Task statement | Transcribe every line of the listing below without any deviation.

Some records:
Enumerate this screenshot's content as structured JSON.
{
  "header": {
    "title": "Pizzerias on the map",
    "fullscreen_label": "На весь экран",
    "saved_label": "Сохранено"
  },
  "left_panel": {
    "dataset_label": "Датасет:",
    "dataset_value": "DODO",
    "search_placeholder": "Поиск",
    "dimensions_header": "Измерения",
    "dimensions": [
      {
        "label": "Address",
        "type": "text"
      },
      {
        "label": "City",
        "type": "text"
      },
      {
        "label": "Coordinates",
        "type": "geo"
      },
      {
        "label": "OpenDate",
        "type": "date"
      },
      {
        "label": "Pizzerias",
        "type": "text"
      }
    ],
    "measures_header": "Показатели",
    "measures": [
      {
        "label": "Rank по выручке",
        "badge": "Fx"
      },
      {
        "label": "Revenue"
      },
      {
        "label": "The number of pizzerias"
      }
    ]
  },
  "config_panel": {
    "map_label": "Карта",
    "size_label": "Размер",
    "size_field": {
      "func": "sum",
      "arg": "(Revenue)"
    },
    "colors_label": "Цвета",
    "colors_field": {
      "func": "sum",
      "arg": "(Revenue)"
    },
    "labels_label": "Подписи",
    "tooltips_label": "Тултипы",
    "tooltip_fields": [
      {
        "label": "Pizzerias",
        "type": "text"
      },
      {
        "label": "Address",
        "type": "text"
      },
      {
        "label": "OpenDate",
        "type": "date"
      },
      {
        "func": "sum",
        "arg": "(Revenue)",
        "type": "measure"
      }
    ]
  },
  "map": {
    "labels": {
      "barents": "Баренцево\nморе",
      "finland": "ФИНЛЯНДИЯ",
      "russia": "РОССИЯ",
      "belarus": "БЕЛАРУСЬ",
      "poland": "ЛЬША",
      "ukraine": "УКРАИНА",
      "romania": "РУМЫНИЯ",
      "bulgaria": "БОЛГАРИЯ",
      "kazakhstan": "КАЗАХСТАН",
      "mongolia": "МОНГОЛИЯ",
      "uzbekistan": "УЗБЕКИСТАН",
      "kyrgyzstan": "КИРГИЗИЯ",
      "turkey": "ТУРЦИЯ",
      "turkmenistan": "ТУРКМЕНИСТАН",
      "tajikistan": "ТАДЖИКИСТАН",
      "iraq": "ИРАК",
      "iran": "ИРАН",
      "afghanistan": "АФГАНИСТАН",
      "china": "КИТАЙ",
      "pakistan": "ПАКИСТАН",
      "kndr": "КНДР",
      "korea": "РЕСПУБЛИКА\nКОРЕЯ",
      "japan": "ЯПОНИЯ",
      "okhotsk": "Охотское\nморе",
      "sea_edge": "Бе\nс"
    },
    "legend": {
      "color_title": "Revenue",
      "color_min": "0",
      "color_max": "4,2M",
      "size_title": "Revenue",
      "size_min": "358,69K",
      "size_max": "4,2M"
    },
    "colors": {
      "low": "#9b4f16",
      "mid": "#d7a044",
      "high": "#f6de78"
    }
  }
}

Result of the exercise |
Enumerate this screenshot's content as structured JSON.
{
  "header": {
    "title": "Pizzerias on the map",
    "fullscreen_label": "На весь экран",
    "saved_label": "Сохранено"
  },
  "left_panel": {
    "dataset_label": "Датасет:",
    "dataset_value": "DODO",
    "search_placeholder": "Поиск",
    "dimensions_header": "Измерения",
    "dimensions": [
      {
        "label": "Address",
        "type": "text"
      },
      {
        "label": "City",
        "type": "text"
      },
      {
        "label": "Coordinates",
        "type": "geo"
      },
      {
        "label": "OpenDate",
        "type": "date"
      },
      {
        "label": "Pizzerias",
        "type": "text"
      }
    ],
    "measures_header": "Показатели",
    "measures": [
      {
        "label": "Rank по выручке",
        "badge": "Fx"
      },
      {
        "label": "Revenue"
      },
      {
        "label": "The number of pizzerias"
      }
    ]
  },
  "config_panel": {
    "map_label": "Карта",
    "size_label": "Размер",
    "size_field": {
      "func": "sum",
      "arg": "(Revenue)"
    },
    "colors_label": "Цвета",
    "colors_field": {
      "func": "sum",
      "arg": "(Revenue)"
    },
    "labels_label": "Подписи",
    "tooltips_label": "Тултипы",
    "tooltip_fields": [
      {
        "label": "Pizzerias",
        "type": "text"
      },
      {
        "label": "Address",
        "type": "text"
      },
      {
        "label": "OpenDate",
        "type": "date"
      },
      {
        "func": "sum",
        "arg": "(Revenue)",
        "type": "measure"
      }
    ]
  },
  "map": {
    "labels": {
      "barents": "Баренцево\nморе",
      "finland": "ФИНЛЯНДИЯ",
      "russia": "РОССИЯ",
      "belarus": "БЕЛАРУСЬ",
      "poland": "ЛЬША",
      "ukraine": "УКРАИНА",
      "romania": "РУМЫНИЯ",
      "bulgaria": "БОЛГАРИЯ",
      "kazakhstan": "КАЗАХСТАН",
      "mongolia": "МОНГОЛИЯ",
      "uzbekistan": "УЗБЕКИСТАН",
      "kyrgyzstan": "КИРГИЗИЯ",
      "turkey": "ТУРЦИЯ",
      "turkmenistan": "ТУРКМЕНИСТАН",
      "tajikistan": "ТАДЖИКИСТАН",
      "iraq": "ИРАК",
      "iran": "ИРАН",
      "afghanistan": "АФГАНИСТАН",
      "china": "КИТАЙ",
      "pakistan": "ПАКИСТАН",
      "kndr": "КНДР",
      "korea": "РЕСПУБЛИКА\nКОРЕЯ",
      "japan": "ЯПОНИЯ",
      "okhotsk": "Охотское\nморе",
      "sea_edge": "Бе\nс"
    },
    "legend": {
      "color_title": "Revenue",
      "color_min": "0",
      "color_max": "4,2M",
      "size_title": "Revenue",
      "size_min": "358,69K",
      "size_max": "4,2M"
    },
    "colors": {
      "low": "#9b4f16",
      "mid": "#d7a044",
      "high": "#f6de78"
    }
  }
}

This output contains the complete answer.